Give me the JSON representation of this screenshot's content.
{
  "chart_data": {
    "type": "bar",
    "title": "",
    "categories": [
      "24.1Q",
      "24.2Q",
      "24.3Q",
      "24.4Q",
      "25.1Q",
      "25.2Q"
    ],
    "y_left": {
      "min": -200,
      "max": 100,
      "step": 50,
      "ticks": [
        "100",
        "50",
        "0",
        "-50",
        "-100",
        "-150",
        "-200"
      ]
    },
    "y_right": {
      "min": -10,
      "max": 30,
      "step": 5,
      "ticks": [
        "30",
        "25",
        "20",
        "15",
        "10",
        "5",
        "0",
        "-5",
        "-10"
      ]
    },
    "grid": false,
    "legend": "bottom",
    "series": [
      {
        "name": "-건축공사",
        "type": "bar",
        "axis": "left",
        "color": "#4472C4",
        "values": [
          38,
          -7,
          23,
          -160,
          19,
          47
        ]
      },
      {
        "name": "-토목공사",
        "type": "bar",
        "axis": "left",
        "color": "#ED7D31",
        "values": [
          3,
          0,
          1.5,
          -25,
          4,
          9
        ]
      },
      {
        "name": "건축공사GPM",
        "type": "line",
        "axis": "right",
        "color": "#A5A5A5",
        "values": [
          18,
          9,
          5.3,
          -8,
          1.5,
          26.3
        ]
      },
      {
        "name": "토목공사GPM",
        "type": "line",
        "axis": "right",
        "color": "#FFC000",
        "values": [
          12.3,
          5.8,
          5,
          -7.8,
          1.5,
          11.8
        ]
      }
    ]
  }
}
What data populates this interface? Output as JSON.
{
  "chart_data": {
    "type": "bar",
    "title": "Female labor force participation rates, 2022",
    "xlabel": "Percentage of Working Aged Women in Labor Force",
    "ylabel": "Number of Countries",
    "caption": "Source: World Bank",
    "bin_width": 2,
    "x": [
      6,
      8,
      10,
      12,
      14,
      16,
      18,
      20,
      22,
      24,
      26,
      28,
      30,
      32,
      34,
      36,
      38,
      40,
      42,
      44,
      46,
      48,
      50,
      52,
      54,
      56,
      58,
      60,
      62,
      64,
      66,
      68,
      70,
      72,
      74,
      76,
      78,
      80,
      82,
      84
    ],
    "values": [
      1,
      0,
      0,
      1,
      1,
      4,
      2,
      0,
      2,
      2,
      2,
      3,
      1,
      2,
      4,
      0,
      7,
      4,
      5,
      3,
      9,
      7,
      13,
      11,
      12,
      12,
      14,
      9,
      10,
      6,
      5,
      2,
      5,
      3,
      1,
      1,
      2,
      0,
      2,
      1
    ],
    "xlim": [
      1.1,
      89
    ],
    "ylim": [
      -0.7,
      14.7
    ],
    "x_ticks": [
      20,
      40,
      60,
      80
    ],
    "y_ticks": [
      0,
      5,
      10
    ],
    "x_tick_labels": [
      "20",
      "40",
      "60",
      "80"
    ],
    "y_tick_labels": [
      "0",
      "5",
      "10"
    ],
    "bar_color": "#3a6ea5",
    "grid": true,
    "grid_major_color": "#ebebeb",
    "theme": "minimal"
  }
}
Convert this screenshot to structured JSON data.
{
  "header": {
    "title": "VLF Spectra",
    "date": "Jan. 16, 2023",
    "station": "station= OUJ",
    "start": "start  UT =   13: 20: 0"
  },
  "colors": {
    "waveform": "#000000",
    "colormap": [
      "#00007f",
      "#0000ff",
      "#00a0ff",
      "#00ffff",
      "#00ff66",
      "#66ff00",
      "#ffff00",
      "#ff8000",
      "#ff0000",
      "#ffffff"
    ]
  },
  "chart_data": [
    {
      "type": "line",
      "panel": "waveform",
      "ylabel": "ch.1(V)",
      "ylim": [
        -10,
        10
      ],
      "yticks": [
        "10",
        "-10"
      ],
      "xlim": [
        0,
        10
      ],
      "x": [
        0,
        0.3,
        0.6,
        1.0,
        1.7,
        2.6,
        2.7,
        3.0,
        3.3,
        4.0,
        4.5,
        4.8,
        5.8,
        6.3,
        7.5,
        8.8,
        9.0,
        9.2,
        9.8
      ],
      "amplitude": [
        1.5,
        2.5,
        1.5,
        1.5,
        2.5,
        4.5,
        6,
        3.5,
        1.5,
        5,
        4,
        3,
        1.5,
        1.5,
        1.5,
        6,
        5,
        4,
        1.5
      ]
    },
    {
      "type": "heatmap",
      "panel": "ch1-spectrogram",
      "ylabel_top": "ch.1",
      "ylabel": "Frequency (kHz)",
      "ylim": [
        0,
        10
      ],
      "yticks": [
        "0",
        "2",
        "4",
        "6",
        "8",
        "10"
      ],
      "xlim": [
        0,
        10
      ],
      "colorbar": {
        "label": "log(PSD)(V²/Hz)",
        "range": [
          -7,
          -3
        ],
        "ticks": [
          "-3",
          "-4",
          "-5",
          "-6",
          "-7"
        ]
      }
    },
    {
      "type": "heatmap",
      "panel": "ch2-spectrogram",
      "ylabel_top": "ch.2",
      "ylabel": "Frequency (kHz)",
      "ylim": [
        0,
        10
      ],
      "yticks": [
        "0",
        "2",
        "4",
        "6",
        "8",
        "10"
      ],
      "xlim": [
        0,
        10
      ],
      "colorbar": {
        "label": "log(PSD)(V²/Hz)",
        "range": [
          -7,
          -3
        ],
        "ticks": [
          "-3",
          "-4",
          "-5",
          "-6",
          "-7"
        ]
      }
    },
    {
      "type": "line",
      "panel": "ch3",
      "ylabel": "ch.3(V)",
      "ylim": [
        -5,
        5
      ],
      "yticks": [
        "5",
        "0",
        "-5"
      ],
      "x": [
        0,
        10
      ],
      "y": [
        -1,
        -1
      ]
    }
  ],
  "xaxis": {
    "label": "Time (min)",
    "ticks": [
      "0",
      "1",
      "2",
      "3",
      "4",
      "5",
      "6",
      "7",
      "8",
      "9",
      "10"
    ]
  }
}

--------------------------------

## EXERCISE BRIEF
Take the material above and return all of it exactly.

## TASK RESPONSE
Give me the JSON representation of this screenshot's content.
{
  "chart_data": {
    "type": "bar",
    "title": "",
    "categories": [
      "24.1Q",
      "24.2Q",
      "24.3Q",
      "24.4Q",
      "25.1Q",
      "25.2Q"
    ],
    "y_left": {
      "min": -200,
      "max": 100,
      "step": 50,
      "ticks": [
        "100",
        "50",
        "0",
        "-50",
        "-100",
        "-150",
        "-200"
      ]
    },
    "y_right": {
      "min": -10,
      "max": 30,
      "step": 5,
      "ticks": [
        "30",
        "25",
        "20",
        "15",
        "10",
        "5",
        "0",
        "-5",
        "-10"
      ]
    },
    "grid": false,
    "legend": "bottom",
    "series": [
      {
        "name": "-건축공사",
        "type": "bar",
        "axis": "left",
        "color": "#4472C4",
        "values": [
          38,
          -7,
          23,
          -160,
          19,
          47
        ]
      },
      {
        "name": "-토목공사",
        "type": "bar",
        "axis": "left",
        "color": "#ED7D31",
        "values": [
          3,
          0,
          1.5,
          -25,
          4,
          9
        ]
      },
      {
        "name": "건축공사GPM",
        "type": "line",
        "axis": "right",
        "color": "#A5A5A5",
        "values": [
          18,
          9,
          5.3,
          -8,
          1.5,
          26.3
        ]
      },
      {
        "name": "토목공사GPM",
        "type": "line",
        "axis": "right",
        "color": "#FFC000",
        "values": [
          12.3,
          5.8,
          5,
          -7.8,
          1.5,
          11.8
        ]
      }
    ]
  }
}
What data populates this interface? Output as JSON.
{
  "chart_data": {
    "type": "bar",
    "title": "Female labor force participation rates, 2022",
    "xlabel": "Percentage of Working Aged Women in Labor Force",
    "ylabel": "Number of Countries",
    "caption": "Source: World Bank",
    "bin_width": 2,
    "x": [
      6,
      8,
      10,
      12,
      14,
      16,
      18,
      20,
      22,
      24,
      26,
      28,
      30,
      32,
      34,
      36,
      38,
      40,
      42,
      44,
      46,
      48,
      50,
      52,
      54,
      56,
      58,
      60,
      62,
      64,
      66,
      68,
      70,
      72,
      74,
      76,
      78,
      80,
      82,
      84
    ],
    "values": [
      1,
      0,
      0,
      1,
      1,
      4,
      2,
      0,
      2,
      2,
      2,
      3,
      1,
      2,
      4,
      0,
      7,
      4,
      5,
      3,
      9,
      7,
      13,
      11,
      12,
      12,
      14,
      9,
      10,
      6,
      5,
      2,
      5,
      3,
      1,
      1,
      2,
      0,
      2,
      1
    ],
    "xlim": [
      1.1,
      89
    ],
    "ylim": [
      -0.7,
      14.7
    ],
    "x_ticks": [
      20,
      40,
      60,
      80
    ],
    "y_ticks": [
      0,
      5,
      10
    ],
    "x_tick_labels": [
      "20",
      "40",
      "60",
      "80"
    ],
    "y_tick_labels": [
      "0",
      "5",
      "10"
    ],
    "bar_color": "#3a6ea5",
    "grid": true,
    "grid_major_color": "#ebebeb",
    "theme": "minimal"
  }
}
Convert this screenshot to structured JSON data.
{
  "header": {
    "title": "VLF Spectra",
    "date": "Jan. 16, 2023",
    "station": "station= OUJ",
    "start": "start  UT =   13: 20: 0"
  },
  "colors": {
    "waveform": "#000000",
    "colormap": [
      "#00007f",
      "#0000ff",
      "#00a0ff",
      "#00ffff",
      "#00ff66",
      "#66ff00",
      "#ffff00",
      "#ff8000",
      "#ff0000",
      "#ffffff"
    ]
  },
  "chart_data": [
    {
      "type": "line",
      "panel": "waveform",
      "ylabel": "ch.1(V)",
      "ylim": [
        -10,
        10
      ],
      "yticks": [
        "10",
        "-10"
      ],
      "xlim": [
        0,
        10
      ],
      "x": [
        0,
        0.3,
        0.6,
        1.0,
        1.7,
        2.6,
        2.7,
        3.0,
        3.3,
        4.0,
        4.5,
        4.8,
        5.8,
        6.3,
        7.5,
        8.8,
        9.0,
        9.2,
        9.8
      ],
      "amplitude": [
        1.5,
        2.5,
        1.5,
        1.5,
        2.5,
        4.5,
        6,
        3.5,
        1.5,
        5,
        4,
        3,
        1.5,
        1.5,
        1.5,
        6,
        5,
        4,
        1.5
      ]
    },
    {
      "type": "heatmap",
      "panel": "ch1-spectrogram",
      "ylabel_top": "ch.1",
      "ylabel": "Frequency (kHz)",
      "ylim": [
        0,
        10
      ],
      "yticks": [
        "0",
        "2",
        "4",
        "6",
        "8",
        "10"
      ],
      "xlim": [
        0,
        10
      ],
      "colorbar": {
        "label": "log(PSD)(V²/Hz)",
        "range": [
          -7,
          -3
        ],
        "ticks": [
          "-3",
          "-4",
          "-5",
          "-6",
          "-7"
        ]
      }
    },
    {
      "type": "heatmap",
      "panel": "ch2-spectrogram",
      "ylabel_top": "ch.2",
      "ylabel": "Frequency (kHz)",
      "ylim": [
        0,
        10
      ],
      "yticks": [
        "0",
        "2",
        "4",
        "6",
        "8",
        "10"
      ],
      "xlim": [
        0,
        10
      ],
      "colorbar": {
        "label": "log(PSD)(V²/Hz)",
        "range": [
          -7,
          -3
        ],
        "ticks": [
          "-3",
          "-4",
          "-5",
          "-6",
          "-7"
        ]
      }
    },
    {
      "type": "line",
      "panel": "ch3",
      "ylabel": "ch.3(V)",
      "ylim": [
        -5,
        5
      ],
      "yticks": [
        "5",
        "0",
        "-5"
      ],
      "x": [
        0,
        10
      ],
      "y": [
        -1,
        -1
      ]
    }
  ],
  "xaxis": {
    "label": "Time (min)",
    "ticks": [
      "0",
      "1",
      "2",
      "3",
      "4",
      "5",
      "6",
      "7",
      "8",
      "9",
      "10"
    ]
  }
}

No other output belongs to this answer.